→ To be done
Every line that holds "text" should be shown.

Start of Source records

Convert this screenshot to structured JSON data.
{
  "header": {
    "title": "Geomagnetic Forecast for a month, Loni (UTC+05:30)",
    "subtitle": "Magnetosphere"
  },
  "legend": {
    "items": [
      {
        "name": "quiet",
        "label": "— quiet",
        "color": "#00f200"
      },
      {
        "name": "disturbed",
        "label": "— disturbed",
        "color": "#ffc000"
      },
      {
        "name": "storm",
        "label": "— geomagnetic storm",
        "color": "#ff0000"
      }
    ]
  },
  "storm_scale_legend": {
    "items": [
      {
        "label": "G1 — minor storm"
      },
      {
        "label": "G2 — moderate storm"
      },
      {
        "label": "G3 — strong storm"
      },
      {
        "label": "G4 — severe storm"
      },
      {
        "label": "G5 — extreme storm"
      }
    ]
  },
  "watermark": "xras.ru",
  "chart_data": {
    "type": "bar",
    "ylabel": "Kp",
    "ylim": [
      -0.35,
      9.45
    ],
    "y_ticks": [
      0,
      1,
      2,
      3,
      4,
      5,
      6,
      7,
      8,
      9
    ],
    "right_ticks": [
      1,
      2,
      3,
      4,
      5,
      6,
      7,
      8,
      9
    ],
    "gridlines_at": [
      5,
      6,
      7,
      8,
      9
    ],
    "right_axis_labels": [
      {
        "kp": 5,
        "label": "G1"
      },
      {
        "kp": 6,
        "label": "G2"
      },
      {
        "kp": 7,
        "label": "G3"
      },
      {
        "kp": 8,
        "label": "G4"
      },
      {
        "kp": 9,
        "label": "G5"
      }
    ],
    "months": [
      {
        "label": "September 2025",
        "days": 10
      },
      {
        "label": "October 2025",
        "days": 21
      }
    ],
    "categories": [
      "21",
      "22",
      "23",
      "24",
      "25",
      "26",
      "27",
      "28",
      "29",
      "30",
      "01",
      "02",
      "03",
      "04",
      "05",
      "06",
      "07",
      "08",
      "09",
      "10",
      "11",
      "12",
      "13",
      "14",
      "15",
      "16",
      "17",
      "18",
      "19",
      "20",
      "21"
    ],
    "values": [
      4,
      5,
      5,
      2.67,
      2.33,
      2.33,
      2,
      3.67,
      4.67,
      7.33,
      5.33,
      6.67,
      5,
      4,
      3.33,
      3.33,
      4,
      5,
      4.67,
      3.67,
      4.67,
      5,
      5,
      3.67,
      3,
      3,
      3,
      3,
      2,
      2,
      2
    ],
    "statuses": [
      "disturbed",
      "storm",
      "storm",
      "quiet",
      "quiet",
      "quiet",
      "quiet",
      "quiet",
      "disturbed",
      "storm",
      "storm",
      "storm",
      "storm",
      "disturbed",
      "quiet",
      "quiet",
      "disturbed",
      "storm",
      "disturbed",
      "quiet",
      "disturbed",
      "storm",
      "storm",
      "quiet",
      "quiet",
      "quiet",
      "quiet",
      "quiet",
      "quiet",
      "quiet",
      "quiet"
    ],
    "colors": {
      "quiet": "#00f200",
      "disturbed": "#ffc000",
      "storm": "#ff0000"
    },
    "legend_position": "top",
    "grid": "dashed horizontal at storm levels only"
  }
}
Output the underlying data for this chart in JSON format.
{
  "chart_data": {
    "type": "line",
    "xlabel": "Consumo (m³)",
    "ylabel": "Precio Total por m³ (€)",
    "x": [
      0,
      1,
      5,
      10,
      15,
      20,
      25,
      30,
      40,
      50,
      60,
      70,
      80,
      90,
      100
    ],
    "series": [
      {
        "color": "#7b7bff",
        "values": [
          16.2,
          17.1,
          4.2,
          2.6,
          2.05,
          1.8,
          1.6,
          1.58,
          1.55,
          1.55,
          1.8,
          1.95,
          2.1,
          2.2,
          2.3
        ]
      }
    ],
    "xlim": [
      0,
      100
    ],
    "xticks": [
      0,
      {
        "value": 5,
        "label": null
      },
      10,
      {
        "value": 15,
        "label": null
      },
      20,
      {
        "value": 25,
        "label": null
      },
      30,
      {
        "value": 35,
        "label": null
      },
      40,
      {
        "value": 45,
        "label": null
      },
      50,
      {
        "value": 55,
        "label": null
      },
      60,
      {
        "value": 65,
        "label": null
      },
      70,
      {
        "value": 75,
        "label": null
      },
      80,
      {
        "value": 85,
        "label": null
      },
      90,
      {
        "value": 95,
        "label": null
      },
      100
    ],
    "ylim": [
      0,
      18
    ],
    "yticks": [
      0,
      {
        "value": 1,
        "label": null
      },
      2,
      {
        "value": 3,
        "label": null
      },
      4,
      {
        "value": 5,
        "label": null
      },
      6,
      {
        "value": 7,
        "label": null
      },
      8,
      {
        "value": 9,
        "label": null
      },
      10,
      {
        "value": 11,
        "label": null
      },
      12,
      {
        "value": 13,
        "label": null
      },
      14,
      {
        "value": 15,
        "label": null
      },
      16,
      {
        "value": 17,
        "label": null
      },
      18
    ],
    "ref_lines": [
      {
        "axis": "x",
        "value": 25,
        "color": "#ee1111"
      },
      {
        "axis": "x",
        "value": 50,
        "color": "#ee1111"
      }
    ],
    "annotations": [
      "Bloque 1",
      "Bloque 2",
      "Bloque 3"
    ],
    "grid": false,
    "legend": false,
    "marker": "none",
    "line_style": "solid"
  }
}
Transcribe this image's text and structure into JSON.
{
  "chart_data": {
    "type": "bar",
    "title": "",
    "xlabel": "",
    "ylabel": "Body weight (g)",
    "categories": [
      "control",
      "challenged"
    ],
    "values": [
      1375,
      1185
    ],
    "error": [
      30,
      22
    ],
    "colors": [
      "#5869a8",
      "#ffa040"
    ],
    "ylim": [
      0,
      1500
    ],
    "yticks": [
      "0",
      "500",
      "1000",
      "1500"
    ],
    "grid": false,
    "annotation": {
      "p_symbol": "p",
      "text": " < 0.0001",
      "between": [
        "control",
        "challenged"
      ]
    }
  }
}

End of Source records

→ Reply
Transcribe this image's text and structure into JSON.
      "text": " < 0.0001",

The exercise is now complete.